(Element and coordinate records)
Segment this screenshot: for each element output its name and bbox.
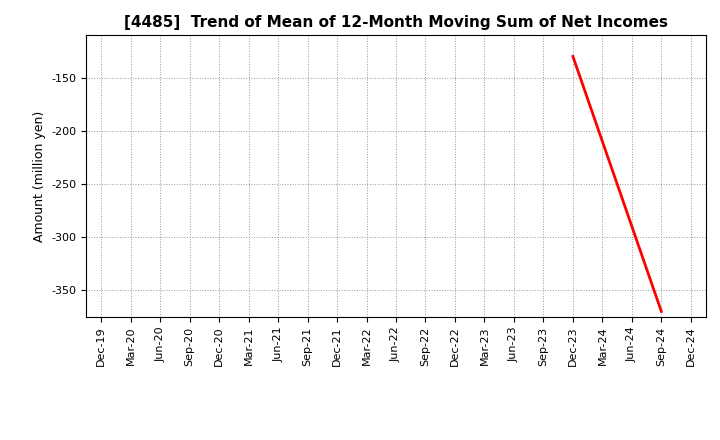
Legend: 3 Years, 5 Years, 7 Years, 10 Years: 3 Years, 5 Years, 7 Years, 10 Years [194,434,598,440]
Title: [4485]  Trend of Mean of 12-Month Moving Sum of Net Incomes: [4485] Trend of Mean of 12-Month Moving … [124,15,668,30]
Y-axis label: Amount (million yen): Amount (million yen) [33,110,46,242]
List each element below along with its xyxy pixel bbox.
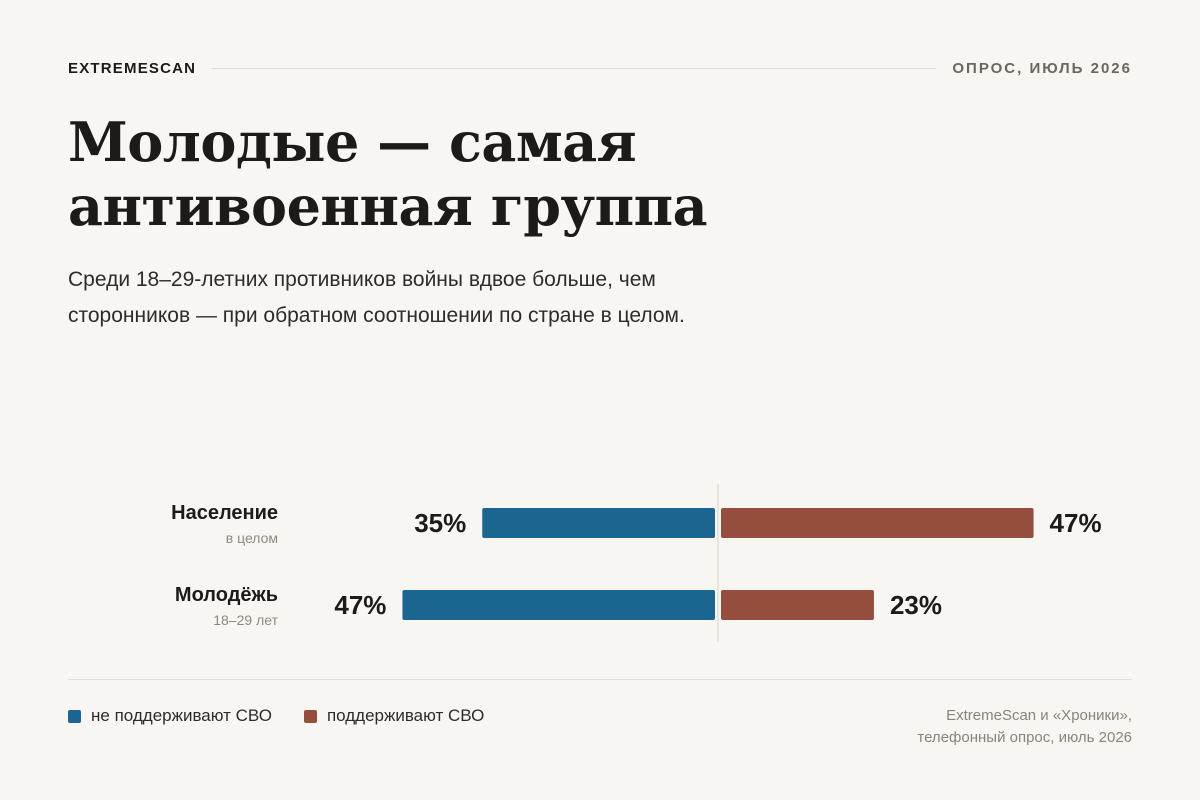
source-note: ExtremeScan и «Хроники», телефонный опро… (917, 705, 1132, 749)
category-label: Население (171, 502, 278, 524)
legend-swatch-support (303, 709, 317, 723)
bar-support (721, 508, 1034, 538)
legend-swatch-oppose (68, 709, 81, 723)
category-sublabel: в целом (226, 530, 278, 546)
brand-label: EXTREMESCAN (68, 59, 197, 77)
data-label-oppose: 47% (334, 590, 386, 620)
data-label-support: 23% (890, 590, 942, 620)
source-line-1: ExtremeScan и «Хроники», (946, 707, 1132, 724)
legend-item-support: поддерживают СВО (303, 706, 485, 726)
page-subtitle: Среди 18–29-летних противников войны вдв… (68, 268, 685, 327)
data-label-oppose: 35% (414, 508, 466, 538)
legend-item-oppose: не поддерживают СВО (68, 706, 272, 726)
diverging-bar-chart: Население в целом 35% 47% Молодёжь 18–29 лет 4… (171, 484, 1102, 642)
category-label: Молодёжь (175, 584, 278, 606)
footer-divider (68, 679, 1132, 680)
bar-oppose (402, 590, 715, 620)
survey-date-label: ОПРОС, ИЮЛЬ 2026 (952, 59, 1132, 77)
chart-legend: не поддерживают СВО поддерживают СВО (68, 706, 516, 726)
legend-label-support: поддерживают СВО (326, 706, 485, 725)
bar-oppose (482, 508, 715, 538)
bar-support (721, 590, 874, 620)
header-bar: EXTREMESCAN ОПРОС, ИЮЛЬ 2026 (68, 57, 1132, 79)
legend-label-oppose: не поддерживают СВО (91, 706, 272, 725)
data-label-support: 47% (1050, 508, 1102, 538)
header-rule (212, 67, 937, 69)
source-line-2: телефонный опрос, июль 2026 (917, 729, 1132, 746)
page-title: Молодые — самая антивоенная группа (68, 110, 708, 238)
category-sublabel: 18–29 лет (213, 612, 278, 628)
==
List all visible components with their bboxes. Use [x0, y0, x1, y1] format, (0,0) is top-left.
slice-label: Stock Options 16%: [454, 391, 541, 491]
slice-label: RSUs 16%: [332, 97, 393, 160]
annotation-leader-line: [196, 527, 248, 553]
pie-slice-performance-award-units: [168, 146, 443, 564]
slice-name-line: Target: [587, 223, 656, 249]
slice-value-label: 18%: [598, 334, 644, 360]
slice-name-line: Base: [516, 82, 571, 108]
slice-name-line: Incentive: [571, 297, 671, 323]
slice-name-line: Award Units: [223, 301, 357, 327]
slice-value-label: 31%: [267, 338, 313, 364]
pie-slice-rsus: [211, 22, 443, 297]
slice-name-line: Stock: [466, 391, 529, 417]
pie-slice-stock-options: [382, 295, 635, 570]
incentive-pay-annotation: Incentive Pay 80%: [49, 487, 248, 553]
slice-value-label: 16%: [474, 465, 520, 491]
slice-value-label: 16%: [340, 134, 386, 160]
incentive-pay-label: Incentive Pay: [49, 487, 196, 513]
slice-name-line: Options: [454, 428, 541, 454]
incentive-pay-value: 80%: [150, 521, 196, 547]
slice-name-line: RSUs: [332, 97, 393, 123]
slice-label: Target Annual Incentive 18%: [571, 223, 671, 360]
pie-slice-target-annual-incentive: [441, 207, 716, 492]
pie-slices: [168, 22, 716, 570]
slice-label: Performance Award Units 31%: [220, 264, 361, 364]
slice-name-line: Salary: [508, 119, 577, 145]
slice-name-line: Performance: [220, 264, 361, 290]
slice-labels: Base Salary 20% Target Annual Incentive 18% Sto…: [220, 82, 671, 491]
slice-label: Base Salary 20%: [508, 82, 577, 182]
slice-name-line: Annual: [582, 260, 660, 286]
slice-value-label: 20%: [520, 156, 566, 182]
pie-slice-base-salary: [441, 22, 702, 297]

WHAT YOU SHOULD DO:
Convert the rows from the line containing "Segment this screenshot: for" through the line containing "List each element", inclusive, into a JSON list of strings with one string per line and no blank lines. Omit the pictures from the list.

SOLUTION FOR THIS PROBLEM:
[
  "Segment this screenshot: for each element output its name and bbox.",
  "Legend: 3 Years, 5 Years, 7 Years, 10 Years: 3 Years, 5 Years, 7 Years, 10 Years [194,434,598,440]",
  "Title: [4485]  Trend of Mean of 12-Month Moving Sum of Net Incomes: [4485] Trend of Mean of 12-Month Moving … [124,15,668,30]",
  "Y-axis label: Amount (million yen): Amount (million yen) [33,110,46,242]",
  "List each element below along with its xyxy pixel bbox."
]